▸ **Instructions to follow**: Check each line for the string "blade". Give only the count of lines that have it.

--- BEGIN Entries supplied ---

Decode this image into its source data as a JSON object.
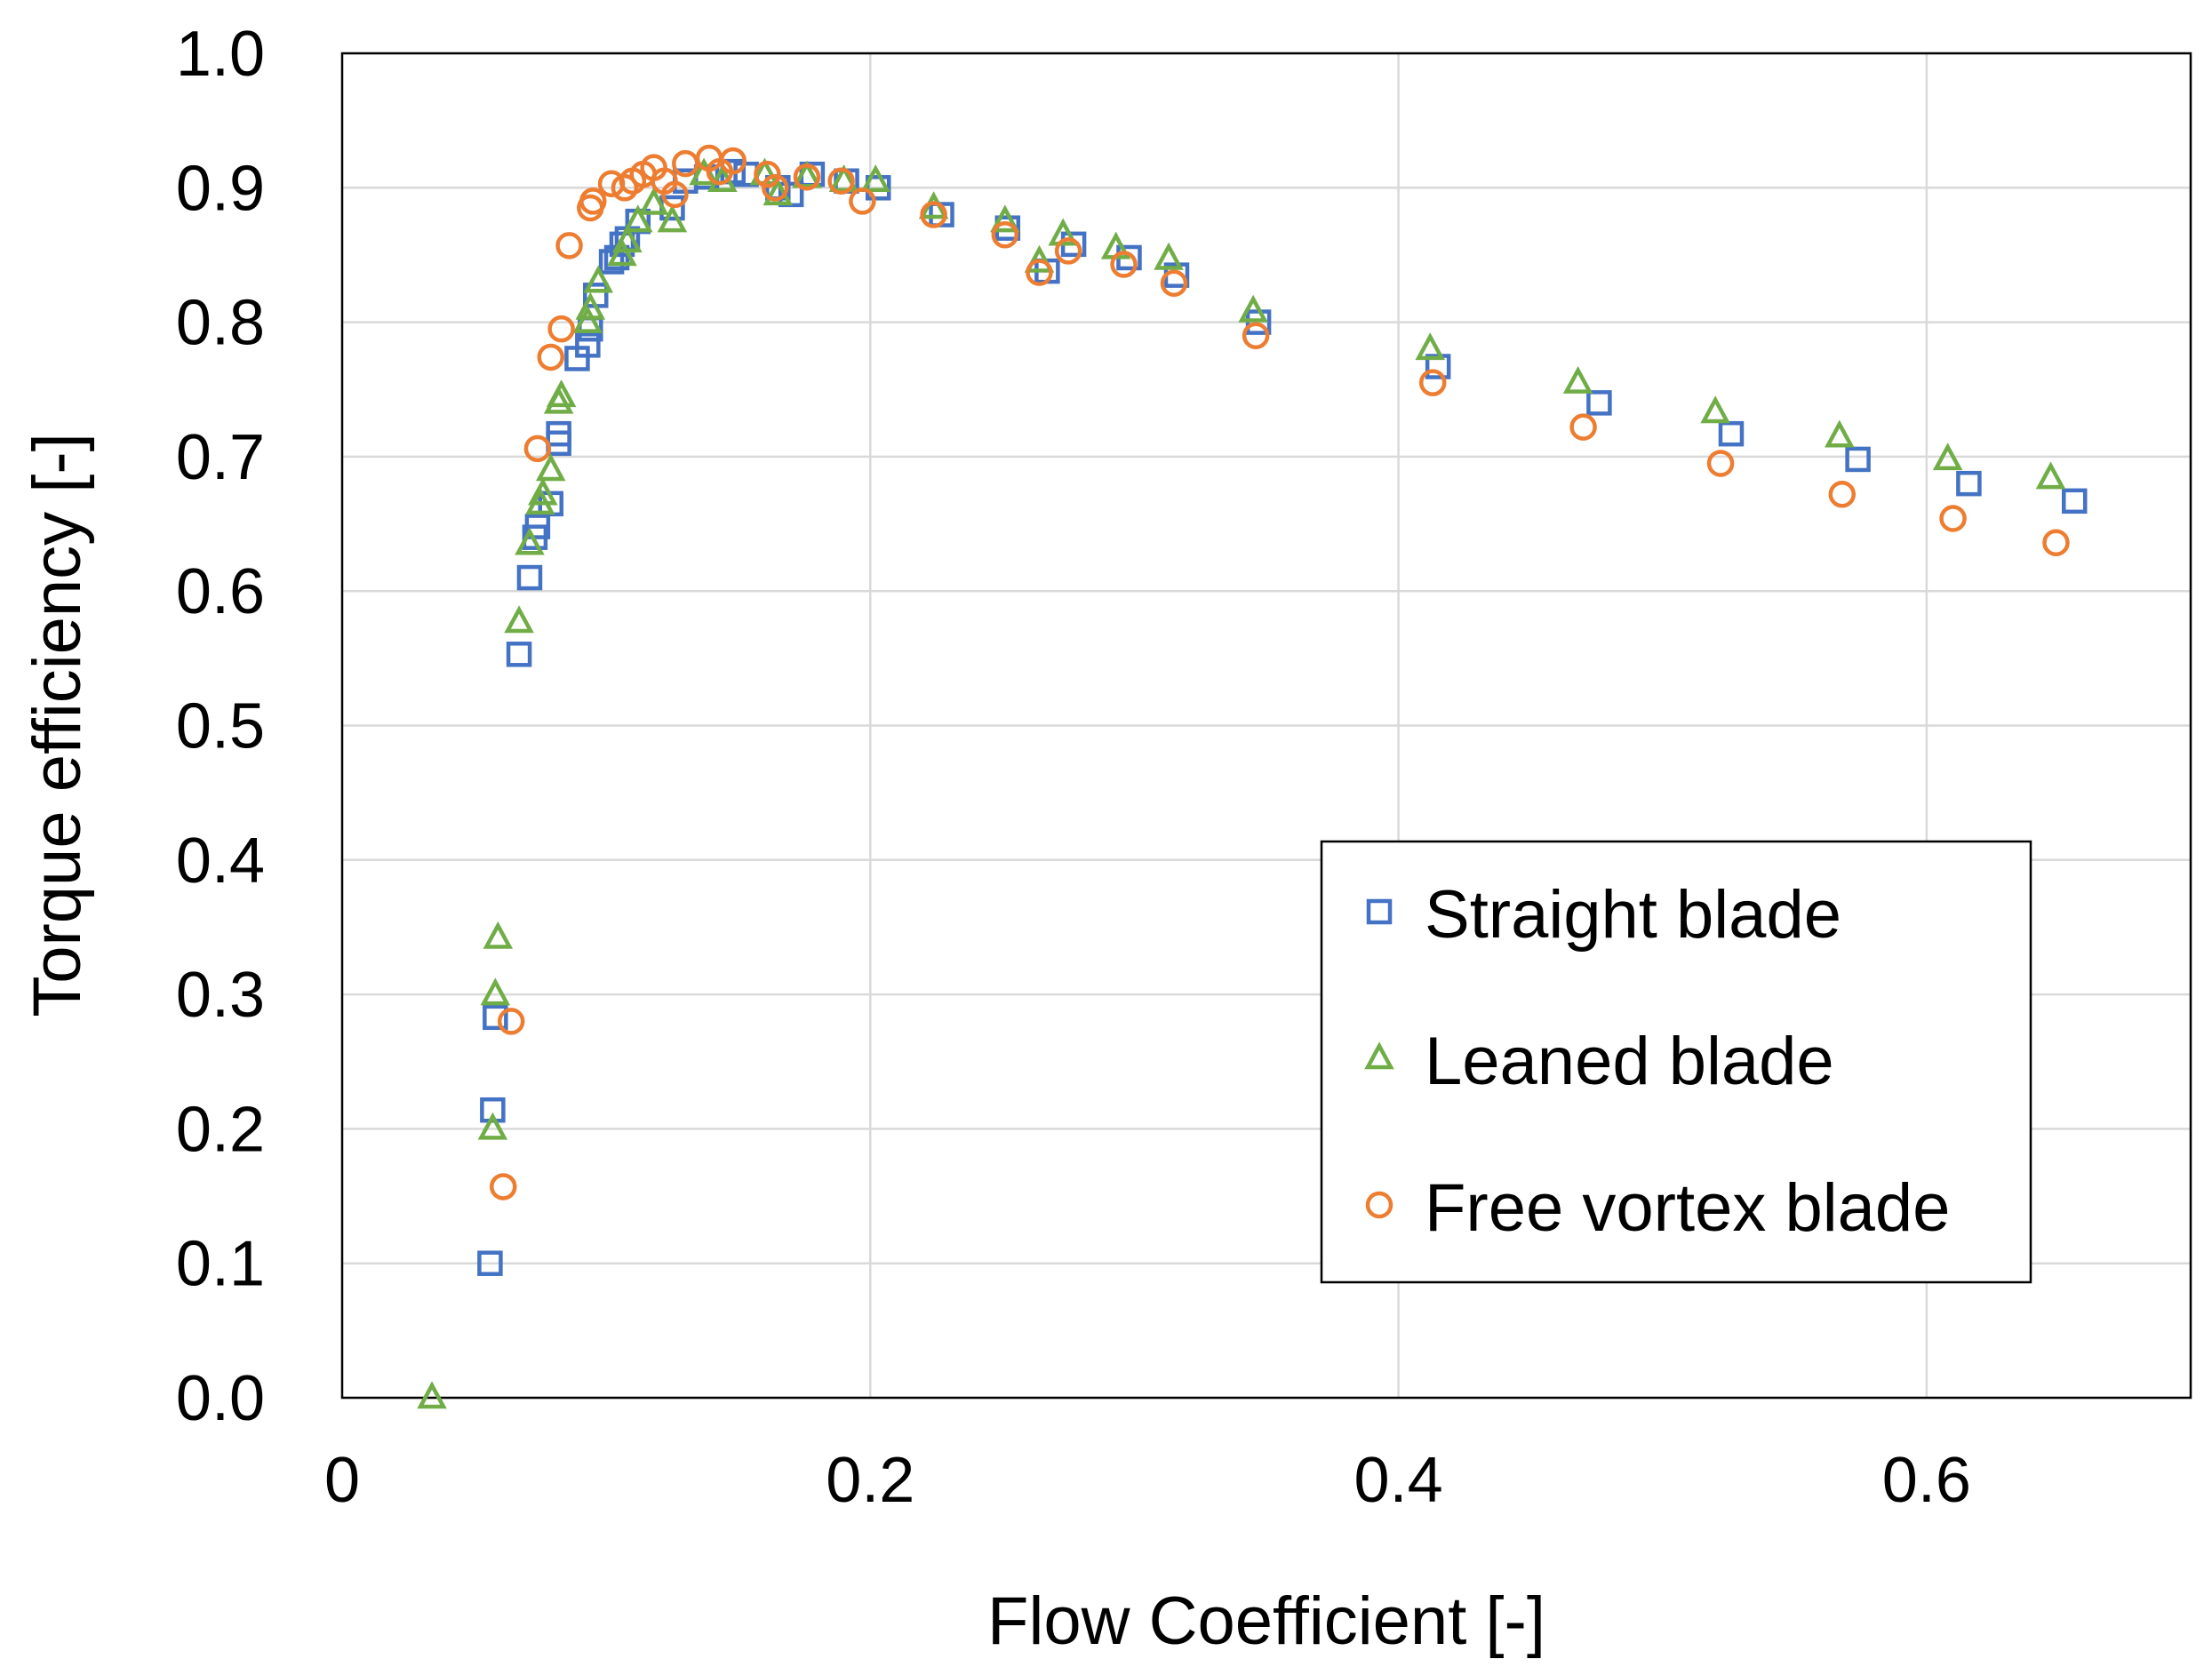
{
  "chart_data": {
    "type": "scatter",
    "title": "",
    "xlabel": "Flow Coefficient [-]",
    "ylabel": "Torque efficiency [-]",
    "xlim": [
      0,
      0.7
    ],
    "ylim": [
      0.0,
      1.0
    ],
    "x_ticks": [
      0,
      0.2,
      0.4,
      0.6
    ],
    "x_tick_labels": [
      "0",
      "0.2",
      "0.4",
      "0.6"
    ],
    "y_ticks": [
      0.0,
      0.1,
      0.2,
      0.3,
      0.4,
      0.5,
      0.6,
      0.7,
      0.8,
      0.9,
      1.0
    ],
    "y_tick_labels": [
      "0.0",
      "0.1",
      "0.2",
      "0.3",
      "0.4",
      "0.5",
      "0.6",
      "0.7",
      "0.8",
      "0.9",
      "1.0"
    ],
    "grid": true,
    "legend_position": "bottom-right",
    "series": [
      {
        "name": "Straight blade",
        "marker": "square",
        "color": "#4472c4",
        "points": [
          [
            0.056,
            0.1
          ],
          [
            0.057,
            0.214
          ],
          [
            0.058,
            0.283
          ],
          [
            0.067,
            0.553
          ],
          [
            0.071,
            0.61
          ],
          [
            0.073,
            0.64
          ],
          [
            0.074,
            0.648
          ],
          [
            0.079,
            0.665
          ],
          [
            0.082,
            0.71
          ],
          [
            0.082,
            0.717
          ],
          [
            0.089,
            0.773
          ],
          [
            0.093,
            0.783
          ],
          [
            0.094,
            0.795
          ],
          [
            0.096,
            0.82
          ],
          [
            0.102,
            0.845
          ],
          [
            0.104,
            0.848
          ],
          [
            0.106,
            0.858
          ],
          [
            0.108,
            0.862
          ],
          [
            0.112,
            0.875
          ],
          [
            0.125,
            0.885
          ],
          [
            0.13,
            0.905
          ],
          [
            0.138,
            0.908
          ],
          [
            0.148,
            0.912
          ],
          [
            0.153,
            0.91
          ],
          [
            0.165,
            0.9
          ],
          [
            0.17,
            0.895
          ],
          [
            0.178,
            0.91
          ],
          [
            0.191,
            0.905
          ],
          [
            0.203,
            0.9
          ],
          [
            0.227,
            0.88
          ],
          [
            0.252,
            0.87
          ],
          [
            0.267,
            0.838
          ],
          [
            0.277,
            0.858
          ],
          [
            0.298,
            0.848
          ],
          [
            0.316,
            0.835
          ],
          [
            0.347,
            0.8
          ],
          [
            0.415,
            0.767
          ],
          [
            0.476,
            0.74
          ],
          [
            0.526,
            0.717
          ],
          [
            0.574,
            0.698
          ],
          [
            0.616,
            0.68
          ],
          [
            0.656,
            0.667
          ]
        ]
      },
      {
        "name": "Leaned blade",
        "marker": "triangle",
        "color": "#70ad47",
        "points": [
          [
            0.034,
            0.0
          ],
          [
            0.057,
            0.2
          ],
          [
            0.058,
            0.3
          ],
          [
            0.059,
            0.342
          ],
          [
            0.067,
            0.577
          ],
          [
            0.071,
            0.635
          ],
          [
            0.075,
            0.665
          ],
          [
            0.076,
            0.672
          ],
          [
            0.079,
            0.69
          ],
          [
            0.082,
            0.74
          ],
          [
            0.083,
            0.745
          ],
          [
            0.093,
            0.8
          ],
          [
            0.094,
            0.81
          ],
          [
            0.097,
            0.83
          ],
          [
            0.106,
            0.85
          ],
          [
            0.108,
            0.86
          ],
          [
            0.112,
            0.875
          ],
          [
            0.118,
            0.888
          ],
          [
            0.125,
            0.875
          ],
          [
            0.137,
            0.91
          ],
          [
            0.144,
            0.905
          ],
          [
            0.16,
            0.91
          ],
          [
            0.165,
            0.895
          ],
          [
            0.176,
            0.908
          ],
          [
            0.19,
            0.905
          ],
          [
            0.202,
            0.905
          ],
          [
            0.224,
            0.885
          ],
          [
            0.251,
            0.875
          ],
          [
            0.264,
            0.845
          ],
          [
            0.273,
            0.865
          ],
          [
            0.293,
            0.855
          ],
          [
            0.313,
            0.847
          ],
          [
            0.345,
            0.808
          ],
          [
            0.412,
            0.78
          ],
          [
            0.468,
            0.755
          ],
          [
            0.52,
            0.733
          ],
          [
            0.567,
            0.715
          ],
          [
            0.608,
            0.698
          ],
          [
            0.647,
            0.684
          ]
        ]
      },
      {
        "name": "Free vortex blade",
        "marker": "circle",
        "color": "#ed7d31",
        "points": [
          [
            0.061,
            0.157
          ],
          [
            0.064,
            0.28
          ],
          [
            0.074,
            0.706
          ],
          [
            0.079,
            0.774
          ],
          [
            0.083,
            0.795
          ],
          [
            0.086,
            0.857
          ],
          [
            0.094,
            0.885
          ],
          [
            0.095,
            0.89
          ],
          [
            0.102,
            0.903
          ],
          [
            0.107,
            0.9
          ],
          [
            0.11,
            0.905
          ],
          [
            0.114,
            0.91
          ],
          [
            0.118,
            0.915
          ],
          [
            0.122,
            0.905
          ],
          [
            0.126,
            0.895
          ],
          [
            0.13,
            0.918
          ],
          [
            0.139,
            0.922
          ],
          [
            0.143,
            0.912
          ],
          [
            0.148,
            0.92
          ],
          [
            0.161,
            0.91
          ],
          [
            0.164,
            0.9
          ],
          [
            0.176,
            0.908
          ],
          [
            0.189,
            0.905
          ],
          [
            0.197,
            0.89
          ],
          [
            0.224,
            0.88
          ],
          [
            0.251,
            0.865
          ],
          [
            0.264,
            0.837
          ],
          [
            0.275,
            0.853
          ],
          [
            0.296,
            0.843
          ],
          [
            0.315,
            0.829
          ],
          [
            0.346,
            0.79
          ],
          [
            0.413,
            0.755
          ],
          [
            0.47,
            0.722
          ],
          [
            0.522,
            0.695
          ],
          [
            0.568,
            0.672
          ],
          [
            0.61,
            0.654
          ],
          [
            0.649,
            0.636
          ]
        ]
      }
    ]
  }
}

--- END Entries supplied ---

▸ **Answer to this task**: 3